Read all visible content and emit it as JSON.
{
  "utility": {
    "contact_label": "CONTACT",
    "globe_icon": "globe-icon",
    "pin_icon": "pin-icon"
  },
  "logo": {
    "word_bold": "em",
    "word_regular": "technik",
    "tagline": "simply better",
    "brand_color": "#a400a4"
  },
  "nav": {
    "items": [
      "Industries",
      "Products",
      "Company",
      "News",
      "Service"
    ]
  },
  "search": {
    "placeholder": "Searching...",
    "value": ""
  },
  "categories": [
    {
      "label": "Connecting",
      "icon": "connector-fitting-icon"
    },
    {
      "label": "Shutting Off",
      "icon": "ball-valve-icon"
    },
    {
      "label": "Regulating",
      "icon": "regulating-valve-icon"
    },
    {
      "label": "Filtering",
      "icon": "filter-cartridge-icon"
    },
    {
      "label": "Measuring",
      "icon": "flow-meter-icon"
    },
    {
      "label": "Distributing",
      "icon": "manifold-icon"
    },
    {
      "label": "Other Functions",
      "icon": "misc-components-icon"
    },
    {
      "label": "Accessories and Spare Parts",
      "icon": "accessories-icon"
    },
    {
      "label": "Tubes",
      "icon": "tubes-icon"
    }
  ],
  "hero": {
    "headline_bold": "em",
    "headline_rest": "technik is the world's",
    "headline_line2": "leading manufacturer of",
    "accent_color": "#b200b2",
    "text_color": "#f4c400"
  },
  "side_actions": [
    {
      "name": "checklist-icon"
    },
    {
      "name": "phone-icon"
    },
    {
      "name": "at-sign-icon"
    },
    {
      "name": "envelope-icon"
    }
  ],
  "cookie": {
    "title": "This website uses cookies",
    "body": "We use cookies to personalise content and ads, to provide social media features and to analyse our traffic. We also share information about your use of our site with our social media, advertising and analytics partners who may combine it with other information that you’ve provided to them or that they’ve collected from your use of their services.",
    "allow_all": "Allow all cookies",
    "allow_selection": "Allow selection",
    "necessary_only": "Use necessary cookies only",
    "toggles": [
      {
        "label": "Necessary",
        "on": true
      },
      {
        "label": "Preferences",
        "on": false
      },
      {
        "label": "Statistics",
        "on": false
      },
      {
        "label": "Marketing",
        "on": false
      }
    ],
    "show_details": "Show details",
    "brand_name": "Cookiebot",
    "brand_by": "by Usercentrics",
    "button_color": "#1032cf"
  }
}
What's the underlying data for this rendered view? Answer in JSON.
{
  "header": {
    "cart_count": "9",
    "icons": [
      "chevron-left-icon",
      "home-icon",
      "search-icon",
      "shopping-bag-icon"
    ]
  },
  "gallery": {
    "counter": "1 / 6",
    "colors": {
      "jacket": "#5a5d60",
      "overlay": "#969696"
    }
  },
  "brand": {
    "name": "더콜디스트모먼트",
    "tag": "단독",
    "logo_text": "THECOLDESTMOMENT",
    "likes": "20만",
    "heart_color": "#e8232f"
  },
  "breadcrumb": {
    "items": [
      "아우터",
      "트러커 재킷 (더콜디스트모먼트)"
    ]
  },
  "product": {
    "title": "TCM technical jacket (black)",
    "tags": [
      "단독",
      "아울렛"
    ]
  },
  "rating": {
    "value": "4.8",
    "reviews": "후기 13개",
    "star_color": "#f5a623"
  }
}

____________________

### Task description
Pull out every line of the records above that contains the word "technik".

### Response for this exercise
    "word_regular": "technik",
    "headline_rest": "technik is the world's",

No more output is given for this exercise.